**Source extract**

▼▼▼

6 thoughts on “Letter to Brian: October 6, 2015”

  1. I LOVE this. I also happen to love Jennifer Lawson, but right now, I want to focus on you. I relate so, so much, in a way I cannot quite adequately explain. I have not lost my brother the way you have. I am so sorry for your terrible loss…but I do know a thing or seven million about the terrible attraction to harming ones self…albeit, in a different manner. I understand the crushing lows, and the frighteningly wonderful highs. I have recently learned to be wary of my strange surges of happiness, worried about where I was headed next, if that makes sense. I love what you wrote. I love why you are writing. I am glad I saw this today. I just wanted to thank you, and reach out. 🙂

    1. Thank you so much for the wonderful words of encouragement!! It is always nice to connect with other people who understand these struggles. I’m so glad you found this page and that you took the time to write, it means a lot to me! Thank you! -Laura

  2. Hi Laura,
    I just found your blog, when I was searching blogs about suicide survivors. I love your idea about writing letters to your brother! This way you keep him actively in your life always!
    I lost my little brother, my only sibling already 17 years ago (suicide as well). Lately, I have started to think so much about him and I have realized that I have not processed his death very well. You were so right, when you said that if you wont deal with it when it happens, you have to deal with it some point!
    I will keep going through your posts and would like to thank you for this great blog! Have a nice day!

  3. Hi Emilia, thank you for reading and for taking the time to write me! I’m so sorry for the loss of your brother; I’m sure even after 17 years there isn’t a day that goes by that you don’t think about him. Sending you love and healing thoughts! 🙂


  4. I just found your blog. I lost my brother Joseph on October 12, 2015 to suicide. Thank you for your candidness. My grief is all over the map and I know I’ll be walking this path for a while. I’m going to look up this author and read her book.


    1. I’m so sorry, Jenifer. My brother died October 13, 2010 so I just passed 5 years. It does get better but doesn’t ever stop hurting. I’m glad you found the blog and took the time to comment, thank you. I’ll be thinking of you… so sorry you are going through this pain.

▲▲▲

**Work to be completed**
Translate this sentence from the blog comments into Spanish: "It is always nice to connect with other people who understand these struggles."

**Raw data**
▼▼▼

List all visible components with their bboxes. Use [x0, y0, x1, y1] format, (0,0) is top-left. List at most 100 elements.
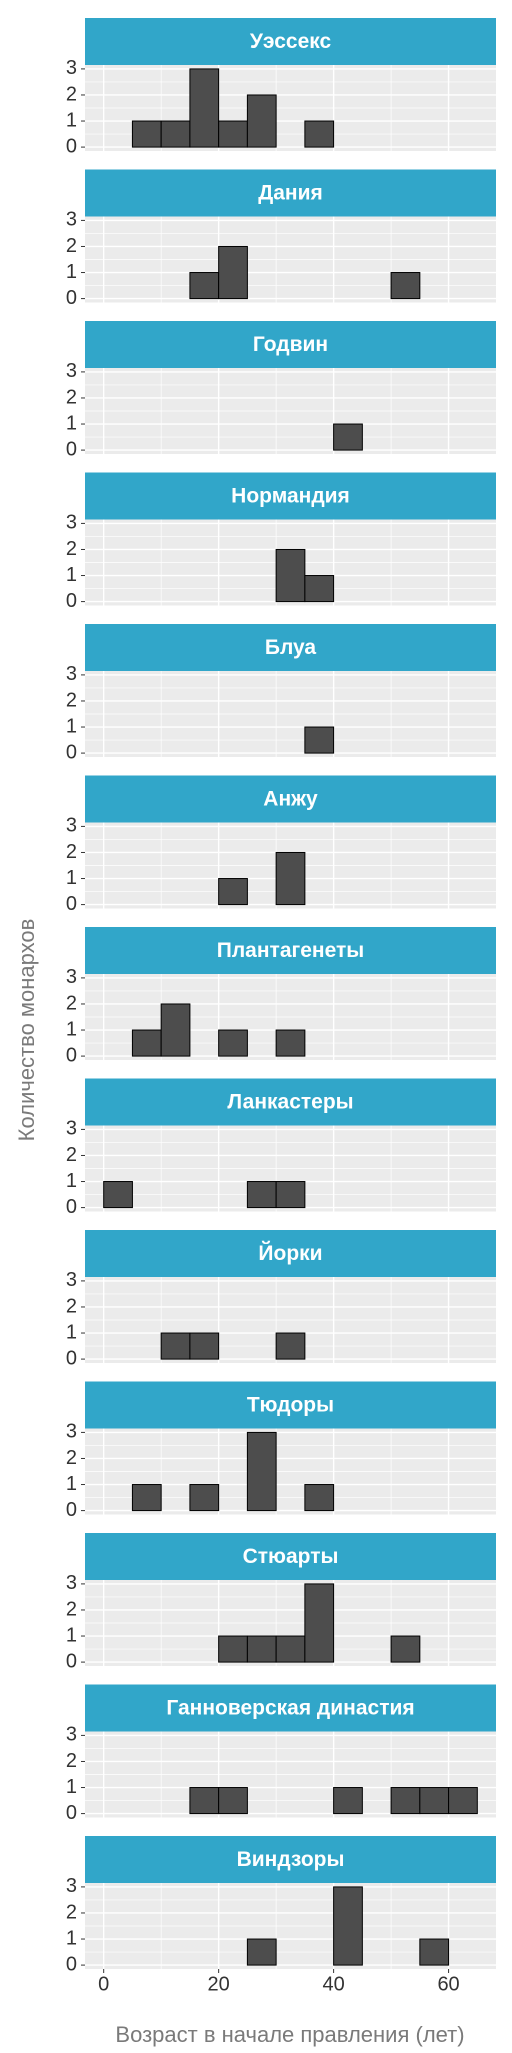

▲▲▲

**Answer**
Siempre es agradable conectar con otras personas que entienden estas dificultades.